• WORK INSTRUCTIONS: Identify each line containing the word "Candidaturas" and copy it.

• Chart and figure data:
***

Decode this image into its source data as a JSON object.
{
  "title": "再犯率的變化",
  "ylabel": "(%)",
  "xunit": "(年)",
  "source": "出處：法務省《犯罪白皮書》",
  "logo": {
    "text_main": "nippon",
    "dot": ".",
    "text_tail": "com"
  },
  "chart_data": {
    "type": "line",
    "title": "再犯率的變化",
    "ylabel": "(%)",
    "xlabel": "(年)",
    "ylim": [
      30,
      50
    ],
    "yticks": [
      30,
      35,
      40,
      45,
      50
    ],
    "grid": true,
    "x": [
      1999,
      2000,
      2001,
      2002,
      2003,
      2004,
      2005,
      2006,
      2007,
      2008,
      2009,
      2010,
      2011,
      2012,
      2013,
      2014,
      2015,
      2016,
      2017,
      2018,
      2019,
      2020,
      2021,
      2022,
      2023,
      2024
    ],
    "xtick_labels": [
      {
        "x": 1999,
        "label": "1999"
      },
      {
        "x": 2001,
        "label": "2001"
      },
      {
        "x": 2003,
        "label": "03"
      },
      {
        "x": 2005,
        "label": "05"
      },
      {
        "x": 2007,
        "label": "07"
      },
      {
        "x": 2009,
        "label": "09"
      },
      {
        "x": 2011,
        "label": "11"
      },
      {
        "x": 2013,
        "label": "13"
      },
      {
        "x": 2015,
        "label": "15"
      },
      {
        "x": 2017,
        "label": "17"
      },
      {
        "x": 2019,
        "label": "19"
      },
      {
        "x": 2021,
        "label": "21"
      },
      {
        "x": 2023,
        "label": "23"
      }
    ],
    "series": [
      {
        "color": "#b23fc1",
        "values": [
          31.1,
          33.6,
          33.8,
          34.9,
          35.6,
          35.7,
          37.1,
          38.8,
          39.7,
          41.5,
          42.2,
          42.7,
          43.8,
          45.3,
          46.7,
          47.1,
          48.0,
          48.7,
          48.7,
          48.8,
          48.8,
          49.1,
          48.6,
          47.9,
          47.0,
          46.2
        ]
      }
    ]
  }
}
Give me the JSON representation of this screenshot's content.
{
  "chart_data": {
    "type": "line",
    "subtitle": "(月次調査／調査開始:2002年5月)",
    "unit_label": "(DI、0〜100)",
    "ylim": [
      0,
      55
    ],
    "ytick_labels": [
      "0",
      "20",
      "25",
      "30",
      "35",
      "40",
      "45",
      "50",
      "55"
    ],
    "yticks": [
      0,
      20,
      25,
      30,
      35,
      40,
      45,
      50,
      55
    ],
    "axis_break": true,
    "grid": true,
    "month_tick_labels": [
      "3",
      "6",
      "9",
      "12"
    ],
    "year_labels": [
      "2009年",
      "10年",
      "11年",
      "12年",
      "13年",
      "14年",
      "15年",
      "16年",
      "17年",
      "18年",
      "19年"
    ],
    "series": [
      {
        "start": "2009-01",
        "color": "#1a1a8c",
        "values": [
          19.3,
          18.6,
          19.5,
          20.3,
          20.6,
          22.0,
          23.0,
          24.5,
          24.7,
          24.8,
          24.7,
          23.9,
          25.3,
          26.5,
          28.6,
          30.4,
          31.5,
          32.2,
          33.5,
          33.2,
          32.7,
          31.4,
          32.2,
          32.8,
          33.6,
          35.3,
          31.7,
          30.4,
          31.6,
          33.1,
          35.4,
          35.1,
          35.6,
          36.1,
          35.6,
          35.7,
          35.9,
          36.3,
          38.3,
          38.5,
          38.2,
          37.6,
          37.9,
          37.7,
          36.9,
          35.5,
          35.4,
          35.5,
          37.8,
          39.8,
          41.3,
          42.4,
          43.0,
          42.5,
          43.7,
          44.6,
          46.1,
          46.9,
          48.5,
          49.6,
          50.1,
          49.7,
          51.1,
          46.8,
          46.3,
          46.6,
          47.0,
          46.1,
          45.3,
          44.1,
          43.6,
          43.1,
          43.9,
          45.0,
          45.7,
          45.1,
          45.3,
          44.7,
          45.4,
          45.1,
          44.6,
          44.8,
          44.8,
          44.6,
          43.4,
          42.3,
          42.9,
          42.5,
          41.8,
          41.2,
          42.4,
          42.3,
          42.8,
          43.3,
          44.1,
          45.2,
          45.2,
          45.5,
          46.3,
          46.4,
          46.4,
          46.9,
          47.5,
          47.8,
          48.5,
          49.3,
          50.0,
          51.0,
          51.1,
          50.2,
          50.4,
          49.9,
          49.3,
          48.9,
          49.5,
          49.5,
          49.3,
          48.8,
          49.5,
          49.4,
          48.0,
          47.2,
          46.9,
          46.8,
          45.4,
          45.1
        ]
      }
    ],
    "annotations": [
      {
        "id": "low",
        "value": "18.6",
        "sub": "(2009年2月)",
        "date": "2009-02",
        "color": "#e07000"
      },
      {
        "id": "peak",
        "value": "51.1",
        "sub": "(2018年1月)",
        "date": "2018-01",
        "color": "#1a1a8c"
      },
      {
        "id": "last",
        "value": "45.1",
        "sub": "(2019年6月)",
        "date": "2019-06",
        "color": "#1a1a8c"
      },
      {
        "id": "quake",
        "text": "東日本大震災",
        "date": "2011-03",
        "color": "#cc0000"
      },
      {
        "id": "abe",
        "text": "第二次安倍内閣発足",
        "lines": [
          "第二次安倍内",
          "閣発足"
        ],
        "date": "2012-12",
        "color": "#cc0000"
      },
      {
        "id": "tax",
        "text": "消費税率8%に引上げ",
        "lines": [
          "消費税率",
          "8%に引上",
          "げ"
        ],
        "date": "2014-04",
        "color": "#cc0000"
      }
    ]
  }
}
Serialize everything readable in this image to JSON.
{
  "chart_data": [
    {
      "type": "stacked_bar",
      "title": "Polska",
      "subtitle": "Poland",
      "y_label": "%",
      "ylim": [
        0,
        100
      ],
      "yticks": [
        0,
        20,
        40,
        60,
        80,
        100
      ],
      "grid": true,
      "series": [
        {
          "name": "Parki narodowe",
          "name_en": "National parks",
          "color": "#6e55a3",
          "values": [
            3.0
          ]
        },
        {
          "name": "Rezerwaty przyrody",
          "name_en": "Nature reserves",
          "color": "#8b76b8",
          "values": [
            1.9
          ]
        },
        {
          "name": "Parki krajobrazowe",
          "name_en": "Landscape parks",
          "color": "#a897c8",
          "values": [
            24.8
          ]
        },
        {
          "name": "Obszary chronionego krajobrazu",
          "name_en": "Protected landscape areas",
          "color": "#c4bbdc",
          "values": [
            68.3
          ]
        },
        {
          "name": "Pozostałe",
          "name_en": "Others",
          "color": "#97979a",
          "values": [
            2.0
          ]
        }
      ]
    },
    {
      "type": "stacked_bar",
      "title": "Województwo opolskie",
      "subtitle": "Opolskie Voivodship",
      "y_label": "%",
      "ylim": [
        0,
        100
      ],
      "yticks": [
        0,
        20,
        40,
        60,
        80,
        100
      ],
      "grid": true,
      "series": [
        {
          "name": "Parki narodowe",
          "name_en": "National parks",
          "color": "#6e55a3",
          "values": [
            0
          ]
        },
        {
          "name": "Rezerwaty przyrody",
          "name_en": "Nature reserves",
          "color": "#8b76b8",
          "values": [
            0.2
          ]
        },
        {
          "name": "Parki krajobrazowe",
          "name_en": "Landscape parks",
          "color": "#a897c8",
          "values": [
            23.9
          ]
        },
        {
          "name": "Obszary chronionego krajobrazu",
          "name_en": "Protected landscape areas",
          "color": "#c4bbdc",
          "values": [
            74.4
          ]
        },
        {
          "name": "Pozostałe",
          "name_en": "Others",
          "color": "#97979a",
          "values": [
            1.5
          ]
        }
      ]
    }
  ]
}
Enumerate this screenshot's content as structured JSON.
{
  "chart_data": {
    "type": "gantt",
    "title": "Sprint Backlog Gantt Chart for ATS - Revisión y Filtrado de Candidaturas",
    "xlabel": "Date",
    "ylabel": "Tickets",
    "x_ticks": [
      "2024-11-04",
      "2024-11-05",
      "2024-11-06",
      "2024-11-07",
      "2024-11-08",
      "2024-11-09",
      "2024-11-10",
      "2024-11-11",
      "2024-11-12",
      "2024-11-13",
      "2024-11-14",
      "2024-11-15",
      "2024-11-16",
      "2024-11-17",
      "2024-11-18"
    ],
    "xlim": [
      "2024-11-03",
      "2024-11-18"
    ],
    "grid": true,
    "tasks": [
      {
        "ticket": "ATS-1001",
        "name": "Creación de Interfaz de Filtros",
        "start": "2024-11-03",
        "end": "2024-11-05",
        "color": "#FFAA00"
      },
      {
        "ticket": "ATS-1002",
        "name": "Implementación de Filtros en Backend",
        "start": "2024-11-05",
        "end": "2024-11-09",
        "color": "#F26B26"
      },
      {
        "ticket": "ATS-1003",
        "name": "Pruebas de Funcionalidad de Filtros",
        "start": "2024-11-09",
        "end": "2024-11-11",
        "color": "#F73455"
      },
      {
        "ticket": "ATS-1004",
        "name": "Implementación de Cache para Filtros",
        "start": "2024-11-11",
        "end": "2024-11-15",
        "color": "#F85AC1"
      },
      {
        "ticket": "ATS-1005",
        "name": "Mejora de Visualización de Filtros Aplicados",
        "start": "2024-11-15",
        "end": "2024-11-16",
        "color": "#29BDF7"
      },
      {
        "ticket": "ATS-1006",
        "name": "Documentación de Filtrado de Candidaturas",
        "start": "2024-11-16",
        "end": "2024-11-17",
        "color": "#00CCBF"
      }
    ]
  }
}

***

• SOLVED PROBLEM:
    "title": "Sprint Backlog Gantt Chart for ATS - Revisión y Filtrado de Candidaturas",
        "name": "Documentación de Filtrado de Candidaturas",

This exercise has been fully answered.